* _Exercise goal_: Pictures do not belong in your copy. Repeat all the other data exactly.

Extracts from a graphics dataset:
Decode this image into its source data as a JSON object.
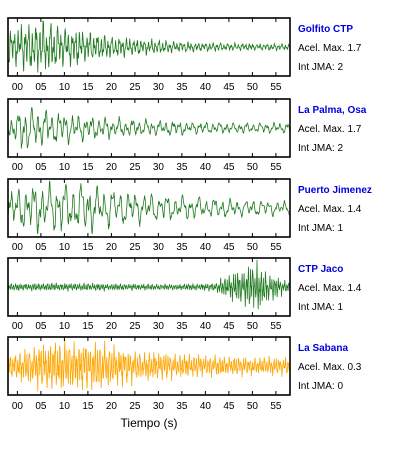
{
  "chart_data": {
    "type": "line",
    "xlabel": "Tiempo (s)",
    "xlim": [
      -2,
      58
    ],
    "x_ticks": [
      "00",
      "05",
      "10",
      "15",
      "20",
      "25",
      "30",
      "35",
      "40",
      "45",
      "50",
      "55"
    ],
    "panels": [
      {
        "station": "Golfito CTP",
        "acel": "Acel. Max. 1.7",
        "int": "Int JMA: 2",
        "color": "#1f7a1f",
        "envelope": {
          "x": [
            0,
            3,
            8,
            15,
            25,
            35,
            45,
            58
          ],
          "amp": [
            0.75,
            0.95,
            0.9,
            0.55,
            0.32,
            0.2,
            0.14,
            0.12
          ]
        },
        "freq": 1.3
      },
      {
        "station": "La Palma, Osa",
        "acel": "Acel. Max. 1.7",
        "int": "Int JMA: 2",
        "color": "#1f7a1f",
        "envelope": {
          "x": [
            0,
            1,
            3,
            8,
            15,
            25,
            35,
            45,
            58
          ],
          "amp": [
            0.5,
            1.0,
            0.85,
            0.6,
            0.45,
            0.32,
            0.25,
            0.2,
            0.18
          ]
        },
        "freq": 0.7
      },
      {
        "station": "Puerto Jimenez",
        "acel": "Acel. Max. 1.4",
        "int": "Int JMA: 1",
        "color": "#1f7a1f",
        "envelope": {
          "x": [
            0,
            5,
            10,
            15,
            20,
            30,
            40,
            50,
            58
          ],
          "amp": [
            0.75,
            0.9,
            0.95,
            0.95,
            0.7,
            0.5,
            0.38,
            0.3,
            0.25
          ]
        },
        "freq": 0.6
      },
      {
        "station": "CTP Jaco",
        "acel": "Acel. Max. 1.4",
        "int": "Int JMA: 1",
        "color": "#1f7a1f",
        "envelope": {
          "x": [
            0,
            15,
            25,
            35,
            42,
            45,
            48,
            51,
            53,
            56,
            58
          ],
          "amp": [
            0.15,
            0.15,
            0.12,
            0.12,
            0.15,
            0.45,
            0.7,
            1.0,
            0.6,
            0.3,
            0.2
          ]
        },
        "freq": 2.2
      },
      {
        "station": "La Sabana",
        "acel": "Acel. Max. 0.3",
        "int": "Int JMA: 0",
        "color": "#ffa500",
        "envelope": {
          "x": [
            0,
            5,
            10,
            15,
            20,
            25,
            35,
            45,
            58
          ],
          "amp": [
            0.55,
            0.9,
            0.95,
            1.0,
            0.8,
            0.6,
            0.45,
            0.38,
            0.32
          ]
        },
        "freq": 2.0
      }
    ]
  }
}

* _Exercise solution_:
Decode this image into its source data as a JSON object.
{
  "chart_data": {
    "type": "line",
    "xlabel": "Tiempo (s)",
    "xlim": [
      -2,
      58
    ],
    "x_ticks": [
      "00",
      "05",
      "10",
      "15",
      "20",
      "25",
      "30",
      "35",
      "40",
      "45",
      "50",
      "55"
    ],
    "panels": [
      {
        "station": "Golfito CTP",
        "acel": "Acel. Max. 1.7",
        "int": "Int JMA: 2",
        "color": "#1f7a1f",
        "envelope": {
          "x": [
            0,
            3,
            8,
            15,
            25,
            35,
            45,
            58
          ],
          "amp": [
            0.75,
            0.95,
            0.9,
            0.55,
            0.32,
            0.2,
            0.14,
            0.12
          ]
        },
        "freq": 1.3
      },
      {
        "station": "La Palma, Osa",
        "acel": "Acel. Max. 1.7",
        "int": "Int JMA: 2",
        "color": "#1f7a1f",
        "envelope": {
          "x": [
            0,
            1,
            3,
            8,
            15,
            25,
            35,
            45,
            58
          ],
          "amp": [
            0.5,
            1.0,
            0.85,
            0.6,
            0.45,
            0.32,
            0.25,
            0.2,
            0.18
          ]
        },
        "freq": 0.7
      },
      {
        "station": "Puerto Jimenez",
        "acel": "Acel. Max. 1.4",
        "int": "Int JMA: 1",
        "color": "#1f7a1f",
        "envelope": {
          "x": [
            0,
            5,
            10,
            15,
            20,
            30,
            40,
            50,
            58
          ],
          "amp": [
            0.75,
            0.9,
            0.95,
            0.95,
            0.7,
            0.5,
            0.38,
            0.3,
            0.25
          ]
        },
        "freq": 0.6
      },
      {
        "station": "CTP Jaco",
        "acel": "Acel. Max. 1.4",
        "int": "Int JMA: 1",
        "color": "#1f7a1f",
        "envelope": {
          "x": [
            0,
            15,
            25,
            35,
            42,
            45,
            48,
            51,
            53,
            56,
            58
          ],
          "amp": [
            0.15,
            0.15,
            0.12,
            0.12,
            0.15,
            0.45,
            0.7,
            1.0,
            0.6,
            0.3,
            0.2
          ]
        },
        "freq": 2.2
      },
      {
        "station": "La Sabana",
        "acel": "Acel. Max. 0.3",
        "int": "Int JMA: 0",
        "color": "#ffa500",
        "envelope": {
          "x": [
            0,
            5,
            10,
            15,
            20,
            25,
            35,
            45,
            58
          ],
          "amp": [
            0.55,
            0.9,
            0.95,
            1.0,
            0.8,
            0.6,
            0.45,
            0.38,
            0.32
          ]
        },
        "freq": 2.0
      }
    ]
  }
}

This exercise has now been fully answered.